◆ Work instructions:
Select the lines that contain "mathrm" and copy each of them.

◆ Recorded information:

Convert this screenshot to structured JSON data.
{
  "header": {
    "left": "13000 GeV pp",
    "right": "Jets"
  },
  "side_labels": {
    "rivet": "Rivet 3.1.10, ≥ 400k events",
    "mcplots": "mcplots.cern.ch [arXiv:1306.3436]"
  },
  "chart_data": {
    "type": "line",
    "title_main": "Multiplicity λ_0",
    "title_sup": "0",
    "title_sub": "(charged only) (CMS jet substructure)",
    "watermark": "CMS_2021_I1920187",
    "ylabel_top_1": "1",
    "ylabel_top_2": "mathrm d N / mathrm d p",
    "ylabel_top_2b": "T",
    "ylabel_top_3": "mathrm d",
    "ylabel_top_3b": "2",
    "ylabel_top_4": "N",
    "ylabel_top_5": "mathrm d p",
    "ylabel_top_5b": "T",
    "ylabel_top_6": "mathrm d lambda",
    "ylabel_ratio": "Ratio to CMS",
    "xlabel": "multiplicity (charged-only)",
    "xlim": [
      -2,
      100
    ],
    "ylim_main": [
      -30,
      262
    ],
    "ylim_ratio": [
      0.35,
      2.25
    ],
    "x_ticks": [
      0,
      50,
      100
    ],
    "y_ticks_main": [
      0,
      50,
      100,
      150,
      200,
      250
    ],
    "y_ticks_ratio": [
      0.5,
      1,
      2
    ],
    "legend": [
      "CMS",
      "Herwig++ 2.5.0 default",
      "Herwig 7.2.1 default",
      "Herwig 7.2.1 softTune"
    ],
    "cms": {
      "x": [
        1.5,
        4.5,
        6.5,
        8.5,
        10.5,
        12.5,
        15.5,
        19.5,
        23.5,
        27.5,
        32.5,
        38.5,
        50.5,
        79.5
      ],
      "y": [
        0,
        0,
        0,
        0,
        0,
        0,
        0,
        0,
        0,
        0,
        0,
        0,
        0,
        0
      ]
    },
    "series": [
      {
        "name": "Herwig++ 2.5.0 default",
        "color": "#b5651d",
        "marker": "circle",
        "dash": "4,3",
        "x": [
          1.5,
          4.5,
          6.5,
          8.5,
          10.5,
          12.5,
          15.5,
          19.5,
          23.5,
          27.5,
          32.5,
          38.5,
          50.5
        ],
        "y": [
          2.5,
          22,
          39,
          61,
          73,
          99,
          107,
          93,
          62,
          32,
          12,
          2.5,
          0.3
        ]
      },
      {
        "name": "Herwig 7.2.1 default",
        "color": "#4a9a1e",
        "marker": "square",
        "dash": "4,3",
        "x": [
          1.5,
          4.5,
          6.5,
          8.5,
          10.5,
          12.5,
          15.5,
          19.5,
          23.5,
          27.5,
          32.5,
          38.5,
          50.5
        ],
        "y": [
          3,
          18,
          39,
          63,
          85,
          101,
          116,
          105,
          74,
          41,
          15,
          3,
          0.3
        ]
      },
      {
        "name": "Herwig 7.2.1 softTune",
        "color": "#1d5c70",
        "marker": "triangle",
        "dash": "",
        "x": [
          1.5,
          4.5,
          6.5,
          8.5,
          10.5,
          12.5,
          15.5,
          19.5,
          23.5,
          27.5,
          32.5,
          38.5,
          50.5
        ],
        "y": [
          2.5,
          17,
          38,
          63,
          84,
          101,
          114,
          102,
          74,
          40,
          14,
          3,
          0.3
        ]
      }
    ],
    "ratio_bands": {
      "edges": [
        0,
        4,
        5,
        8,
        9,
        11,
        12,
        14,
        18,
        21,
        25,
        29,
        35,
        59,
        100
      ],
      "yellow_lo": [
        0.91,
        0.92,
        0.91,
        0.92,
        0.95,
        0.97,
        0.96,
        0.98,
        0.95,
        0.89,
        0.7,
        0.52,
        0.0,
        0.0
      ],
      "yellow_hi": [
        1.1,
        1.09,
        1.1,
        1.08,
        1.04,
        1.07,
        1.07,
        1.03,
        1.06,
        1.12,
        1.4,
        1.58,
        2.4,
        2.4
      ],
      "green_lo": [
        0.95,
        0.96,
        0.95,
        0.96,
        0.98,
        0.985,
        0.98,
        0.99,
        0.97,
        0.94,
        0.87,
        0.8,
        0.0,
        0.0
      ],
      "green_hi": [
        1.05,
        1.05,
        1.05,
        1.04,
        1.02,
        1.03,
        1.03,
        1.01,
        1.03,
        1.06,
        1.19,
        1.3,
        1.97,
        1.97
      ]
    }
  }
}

◆ Exercise solution:
    "ylabel_top_2": "mathrm d N / mathrm d p",
    "ylabel_top_3": "mathrm d",
    "ylabel_top_5": "mathrm d p",
    "ylabel_top_6": "mathrm d lambda",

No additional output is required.